— BEGIN INPUT RECORDS —
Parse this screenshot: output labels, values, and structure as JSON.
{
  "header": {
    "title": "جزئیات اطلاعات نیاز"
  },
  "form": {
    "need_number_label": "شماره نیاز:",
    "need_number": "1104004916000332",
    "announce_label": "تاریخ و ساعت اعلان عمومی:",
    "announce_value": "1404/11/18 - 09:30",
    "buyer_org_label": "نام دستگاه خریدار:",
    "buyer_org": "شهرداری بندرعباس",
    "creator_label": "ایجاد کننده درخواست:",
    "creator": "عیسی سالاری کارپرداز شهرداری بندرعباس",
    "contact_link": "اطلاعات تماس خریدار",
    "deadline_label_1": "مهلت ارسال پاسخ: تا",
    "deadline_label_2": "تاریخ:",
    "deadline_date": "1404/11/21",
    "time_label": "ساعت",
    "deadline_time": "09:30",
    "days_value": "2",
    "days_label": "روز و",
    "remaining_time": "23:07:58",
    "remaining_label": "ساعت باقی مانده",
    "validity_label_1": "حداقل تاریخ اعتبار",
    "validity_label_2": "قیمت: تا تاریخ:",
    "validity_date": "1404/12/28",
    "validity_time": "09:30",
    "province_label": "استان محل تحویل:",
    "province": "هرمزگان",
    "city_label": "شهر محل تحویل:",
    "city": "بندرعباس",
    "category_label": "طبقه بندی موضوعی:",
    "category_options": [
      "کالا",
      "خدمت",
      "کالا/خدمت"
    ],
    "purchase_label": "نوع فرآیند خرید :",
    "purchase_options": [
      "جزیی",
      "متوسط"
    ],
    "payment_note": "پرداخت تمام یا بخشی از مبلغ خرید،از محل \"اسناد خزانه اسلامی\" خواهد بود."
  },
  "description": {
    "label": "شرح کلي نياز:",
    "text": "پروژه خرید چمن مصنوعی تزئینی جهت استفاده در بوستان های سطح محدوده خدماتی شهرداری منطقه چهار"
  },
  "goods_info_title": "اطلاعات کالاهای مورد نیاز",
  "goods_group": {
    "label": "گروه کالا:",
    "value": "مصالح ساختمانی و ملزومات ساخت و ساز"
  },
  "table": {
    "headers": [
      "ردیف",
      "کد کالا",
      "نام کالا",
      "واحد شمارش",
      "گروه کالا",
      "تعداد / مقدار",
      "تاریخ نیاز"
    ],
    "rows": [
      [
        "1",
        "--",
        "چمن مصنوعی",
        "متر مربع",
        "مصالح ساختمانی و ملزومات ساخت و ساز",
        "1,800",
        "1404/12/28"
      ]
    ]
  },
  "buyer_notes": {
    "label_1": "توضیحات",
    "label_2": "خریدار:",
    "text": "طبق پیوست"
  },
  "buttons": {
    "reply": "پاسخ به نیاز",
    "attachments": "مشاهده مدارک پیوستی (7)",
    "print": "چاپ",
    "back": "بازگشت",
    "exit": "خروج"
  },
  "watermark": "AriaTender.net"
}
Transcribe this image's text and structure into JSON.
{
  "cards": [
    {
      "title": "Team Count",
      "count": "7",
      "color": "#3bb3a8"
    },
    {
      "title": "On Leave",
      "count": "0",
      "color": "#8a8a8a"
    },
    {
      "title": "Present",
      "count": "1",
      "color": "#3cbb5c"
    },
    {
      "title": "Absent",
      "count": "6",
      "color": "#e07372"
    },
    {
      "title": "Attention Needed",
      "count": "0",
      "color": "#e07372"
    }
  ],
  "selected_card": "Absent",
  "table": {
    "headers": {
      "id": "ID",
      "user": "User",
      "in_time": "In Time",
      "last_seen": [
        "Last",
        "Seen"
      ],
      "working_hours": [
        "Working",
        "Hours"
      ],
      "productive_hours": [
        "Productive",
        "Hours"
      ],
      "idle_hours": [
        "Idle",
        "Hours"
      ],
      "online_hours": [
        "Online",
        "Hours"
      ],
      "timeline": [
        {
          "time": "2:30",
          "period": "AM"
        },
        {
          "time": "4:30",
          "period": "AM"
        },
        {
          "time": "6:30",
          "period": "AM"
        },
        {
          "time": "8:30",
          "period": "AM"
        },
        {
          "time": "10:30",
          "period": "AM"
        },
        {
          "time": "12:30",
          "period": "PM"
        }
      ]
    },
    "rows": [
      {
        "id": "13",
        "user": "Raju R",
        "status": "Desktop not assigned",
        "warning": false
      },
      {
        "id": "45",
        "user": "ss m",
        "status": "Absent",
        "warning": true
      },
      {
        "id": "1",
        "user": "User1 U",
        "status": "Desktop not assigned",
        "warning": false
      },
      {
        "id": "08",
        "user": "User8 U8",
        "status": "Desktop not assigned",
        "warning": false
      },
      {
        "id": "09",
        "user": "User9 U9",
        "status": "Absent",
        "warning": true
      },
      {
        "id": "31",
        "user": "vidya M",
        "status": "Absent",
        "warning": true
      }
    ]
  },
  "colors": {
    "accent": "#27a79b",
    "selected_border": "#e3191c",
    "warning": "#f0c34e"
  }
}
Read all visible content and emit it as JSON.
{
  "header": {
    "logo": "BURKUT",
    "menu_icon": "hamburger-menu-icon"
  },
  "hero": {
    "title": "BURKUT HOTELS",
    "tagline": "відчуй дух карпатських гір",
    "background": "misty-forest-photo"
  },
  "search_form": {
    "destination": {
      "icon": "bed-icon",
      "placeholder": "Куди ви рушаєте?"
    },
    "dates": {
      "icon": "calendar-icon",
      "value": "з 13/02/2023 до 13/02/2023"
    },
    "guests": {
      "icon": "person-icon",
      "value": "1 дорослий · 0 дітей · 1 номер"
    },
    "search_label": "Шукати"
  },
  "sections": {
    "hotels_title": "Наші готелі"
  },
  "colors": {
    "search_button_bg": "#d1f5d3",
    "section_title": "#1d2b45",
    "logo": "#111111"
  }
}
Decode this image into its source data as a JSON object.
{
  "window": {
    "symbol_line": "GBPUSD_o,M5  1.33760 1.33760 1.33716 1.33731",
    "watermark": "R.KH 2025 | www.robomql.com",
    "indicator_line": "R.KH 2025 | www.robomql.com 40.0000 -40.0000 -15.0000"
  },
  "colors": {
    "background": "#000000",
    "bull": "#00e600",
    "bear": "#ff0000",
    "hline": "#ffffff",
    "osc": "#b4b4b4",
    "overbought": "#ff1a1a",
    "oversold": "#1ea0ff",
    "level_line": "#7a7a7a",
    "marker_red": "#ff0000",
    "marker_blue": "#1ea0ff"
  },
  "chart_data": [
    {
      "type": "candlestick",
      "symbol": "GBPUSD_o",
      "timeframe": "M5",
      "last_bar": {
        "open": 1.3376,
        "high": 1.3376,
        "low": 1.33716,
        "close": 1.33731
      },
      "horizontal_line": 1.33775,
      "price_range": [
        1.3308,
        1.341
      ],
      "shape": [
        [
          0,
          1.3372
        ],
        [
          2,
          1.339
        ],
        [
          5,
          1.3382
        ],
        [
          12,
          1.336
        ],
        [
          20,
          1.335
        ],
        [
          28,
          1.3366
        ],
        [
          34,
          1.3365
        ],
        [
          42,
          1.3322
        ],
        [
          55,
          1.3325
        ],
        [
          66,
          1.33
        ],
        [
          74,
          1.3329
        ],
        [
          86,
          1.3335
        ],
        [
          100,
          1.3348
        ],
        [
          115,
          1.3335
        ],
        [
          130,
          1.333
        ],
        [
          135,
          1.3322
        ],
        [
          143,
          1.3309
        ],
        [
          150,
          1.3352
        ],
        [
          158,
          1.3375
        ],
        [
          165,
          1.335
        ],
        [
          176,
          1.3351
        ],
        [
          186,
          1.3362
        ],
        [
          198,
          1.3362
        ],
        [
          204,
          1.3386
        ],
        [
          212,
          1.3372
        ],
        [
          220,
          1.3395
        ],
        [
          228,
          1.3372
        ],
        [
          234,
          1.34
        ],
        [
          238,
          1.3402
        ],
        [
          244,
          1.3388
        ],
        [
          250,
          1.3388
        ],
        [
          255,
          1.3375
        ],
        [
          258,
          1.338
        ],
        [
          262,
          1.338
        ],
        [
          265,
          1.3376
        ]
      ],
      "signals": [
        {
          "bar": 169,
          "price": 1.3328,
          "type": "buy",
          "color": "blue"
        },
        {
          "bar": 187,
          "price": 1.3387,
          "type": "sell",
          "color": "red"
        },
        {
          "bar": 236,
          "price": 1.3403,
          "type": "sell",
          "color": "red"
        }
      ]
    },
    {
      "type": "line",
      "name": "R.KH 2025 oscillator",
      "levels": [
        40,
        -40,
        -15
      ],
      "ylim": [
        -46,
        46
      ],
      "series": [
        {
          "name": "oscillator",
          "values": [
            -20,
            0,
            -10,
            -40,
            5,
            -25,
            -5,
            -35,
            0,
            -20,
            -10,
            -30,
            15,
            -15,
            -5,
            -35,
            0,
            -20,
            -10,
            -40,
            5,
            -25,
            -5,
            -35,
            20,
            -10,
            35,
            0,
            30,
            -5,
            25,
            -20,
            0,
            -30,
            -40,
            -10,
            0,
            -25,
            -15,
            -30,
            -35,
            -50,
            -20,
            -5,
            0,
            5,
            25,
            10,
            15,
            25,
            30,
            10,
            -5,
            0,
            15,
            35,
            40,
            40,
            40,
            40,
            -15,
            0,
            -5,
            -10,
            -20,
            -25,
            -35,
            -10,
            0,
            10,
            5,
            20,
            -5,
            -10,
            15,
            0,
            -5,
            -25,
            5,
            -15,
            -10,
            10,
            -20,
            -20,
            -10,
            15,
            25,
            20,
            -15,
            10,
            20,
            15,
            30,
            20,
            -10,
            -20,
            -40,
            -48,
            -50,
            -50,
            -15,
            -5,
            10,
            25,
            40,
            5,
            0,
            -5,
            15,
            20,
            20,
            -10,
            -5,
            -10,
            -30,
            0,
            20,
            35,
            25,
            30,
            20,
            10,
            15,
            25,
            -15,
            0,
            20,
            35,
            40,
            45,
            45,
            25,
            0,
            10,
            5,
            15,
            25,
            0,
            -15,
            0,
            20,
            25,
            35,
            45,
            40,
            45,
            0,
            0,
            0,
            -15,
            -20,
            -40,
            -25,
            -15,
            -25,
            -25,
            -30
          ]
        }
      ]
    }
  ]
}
— END INPUT RECORDS —
▶ AIM OF THE TASK
List the lines that contain the word "نیاز".

▶ SOLUTION TO THE PROBLEM
    "title": "جزئیات اطلاعات نیاز"
    "need_number_label": "شماره نیاز:",
  "goods_info_title": "اطلاعات کالاهای مورد نیاز",
      "تاریخ نیاز"
    "reply": "پاسخ به نیاز",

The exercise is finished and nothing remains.